▶ [Record extracts]:
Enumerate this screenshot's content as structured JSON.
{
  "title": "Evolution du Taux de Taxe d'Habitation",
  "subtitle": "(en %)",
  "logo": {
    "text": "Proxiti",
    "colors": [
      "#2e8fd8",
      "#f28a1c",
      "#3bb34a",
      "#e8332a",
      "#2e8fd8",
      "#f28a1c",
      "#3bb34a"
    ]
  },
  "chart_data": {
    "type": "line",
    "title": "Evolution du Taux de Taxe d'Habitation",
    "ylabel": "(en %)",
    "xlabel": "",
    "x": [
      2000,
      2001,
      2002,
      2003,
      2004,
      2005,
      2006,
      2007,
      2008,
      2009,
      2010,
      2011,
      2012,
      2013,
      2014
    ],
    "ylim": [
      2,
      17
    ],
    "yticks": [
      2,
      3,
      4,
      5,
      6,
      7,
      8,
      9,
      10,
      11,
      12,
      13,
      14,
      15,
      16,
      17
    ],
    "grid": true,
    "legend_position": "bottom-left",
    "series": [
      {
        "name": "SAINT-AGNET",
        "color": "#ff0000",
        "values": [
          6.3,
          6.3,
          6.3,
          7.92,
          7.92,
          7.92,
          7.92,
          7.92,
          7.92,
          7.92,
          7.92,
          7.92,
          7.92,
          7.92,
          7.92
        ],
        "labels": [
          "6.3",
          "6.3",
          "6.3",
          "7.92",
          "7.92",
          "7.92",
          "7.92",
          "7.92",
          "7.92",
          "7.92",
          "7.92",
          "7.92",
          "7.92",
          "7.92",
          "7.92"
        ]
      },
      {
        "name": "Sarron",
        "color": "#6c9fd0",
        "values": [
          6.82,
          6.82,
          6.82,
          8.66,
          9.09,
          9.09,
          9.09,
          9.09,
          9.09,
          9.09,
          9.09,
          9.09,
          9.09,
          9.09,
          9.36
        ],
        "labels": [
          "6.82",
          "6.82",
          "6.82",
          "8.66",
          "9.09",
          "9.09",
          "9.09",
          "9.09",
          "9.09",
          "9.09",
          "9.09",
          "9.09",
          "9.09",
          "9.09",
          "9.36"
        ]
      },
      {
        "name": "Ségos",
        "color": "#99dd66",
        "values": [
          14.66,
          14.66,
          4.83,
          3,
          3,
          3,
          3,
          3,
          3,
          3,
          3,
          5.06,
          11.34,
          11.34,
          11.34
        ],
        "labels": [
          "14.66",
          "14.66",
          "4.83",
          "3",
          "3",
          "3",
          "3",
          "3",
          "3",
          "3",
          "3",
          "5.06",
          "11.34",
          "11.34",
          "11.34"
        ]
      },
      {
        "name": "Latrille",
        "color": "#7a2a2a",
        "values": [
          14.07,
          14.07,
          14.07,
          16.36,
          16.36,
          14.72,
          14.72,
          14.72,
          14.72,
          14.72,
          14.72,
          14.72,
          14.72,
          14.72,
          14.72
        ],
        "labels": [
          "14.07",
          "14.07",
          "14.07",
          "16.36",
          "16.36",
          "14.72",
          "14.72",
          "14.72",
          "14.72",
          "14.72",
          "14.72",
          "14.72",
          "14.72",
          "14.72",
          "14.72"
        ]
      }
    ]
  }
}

▶ [What this task involves]:
Exactly reproduce all of the entries.

▶ [Result]:
Enumerate this screenshot's content as structured JSON.
{
  "title": "Evolution du Taux de Taxe d'Habitation",
  "subtitle": "(en %)",
  "logo": {
    "text": "Proxiti",
    "colors": [
      "#2e8fd8",
      "#f28a1c",
      "#3bb34a",
      "#e8332a",
      "#2e8fd8",
      "#f28a1c",
      "#3bb34a"
    ]
  },
  "chart_data": {
    "type": "line",
    "title": "Evolution du Taux de Taxe d'Habitation",
    "ylabel": "(en %)",
    "xlabel": "",
    "x": [
      2000,
      2001,
      2002,
      2003,
      2004,
      2005,
      2006,
      2007,
      2008,
      2009,
      2010,
      2011,
      2012,
      2013,
      2014
    ],
    "ylim": [
      2,
      17
    ],
    "yticks": [
      2,
      3,
      4,
      5,
      6,
      7,
      8,
      9,
      10,
      11,
      12,
      13,
      14,
      15,
      16,
      17
    ],
    "grid": true,
    "legend_position": "bottom-left",
    "series": [
      {
        "name": "SAINT-AGNET",
        "color": "#ff0000",
        "values": [
          6.3,
          6.3,
          6.3,
          7.92,
          7.92,
          7.92,
          7.92,
          7.92,
          7.92,
          7.92,
          7.92,
          7.92,
          7.92,
          7.92,
          7.92
        ],
        "labels": [
          "6.3",
          "6.3",
          "6.3",
          "7.92",
          "7.92",
          "7.92",
          "7.92",
          "7.92",
          "7.92",
          "7.92",
          "7.92",
          "7.92",
          "7.92",
          "7.92",
          "7.92"
        ]
      },
      {
        "name": "Sarron",
        "color": "#6c9fd0",
        "values": [
          6.82,
          6.82,
          6.82,
          8.66,
          9.09,
          9.09,
          9.09,
          9.09,
          9.09,
          9.09,
          9.09,
          9.09,
          9.09,
          9.09,
          9.36
        ],
        "labels": [
          "6.82",
          "6.82",
          "6.82",
          "8.66",
          "9.09",
          "9.09",
          "9.09",
          "9.09",
          "9.09",
          "9.09",
          "9.09",
          "9.09",
          "9.09",
          "9.09",
          "9.36"
        ]
      },
      {
        "name": "Ségos",
        "color": "#99dd66",
        "values": [
          14.66,
          14.66,
          4.83,
          3,
          3,
          3,
          3,
          3,
          3,
          3,
          3,
          5.06,
          11.34,
          11.34,
          11.34
        ],
        "labels": [
          "14.66",
          "14.66",
          "4.83",
          "3",
          "3",
          "3",
          "3",
          "3",
          "3",
          "3",
          "3",
          "5.06",
          "11.34",
          "11.34",
          "11.34"
        ]
      },
      {
        "name": "Latrille",
        "color": "#7a2a2a",
        "values": [
          14.07,
          14.07,
          14.07,
          16.36,
          16.36,
          14.72,
          14.72,
          14.72,
          14.72,
          14.72,
          14.72,
          14.72,
          14.72,
          14.72,
          14.72
        ],
        "labels": [
          "14.07",
          "14.07",
          "14.07",
          "16.36",
          "16.36",
          "14.72",
          "14.72",
          "14.72",
          "14.72",
          "14.72",
          "14.72",
          "14.72",
          "14.72",
          "14.72",
          "14.72"
        ]
      }
    ]
  }
}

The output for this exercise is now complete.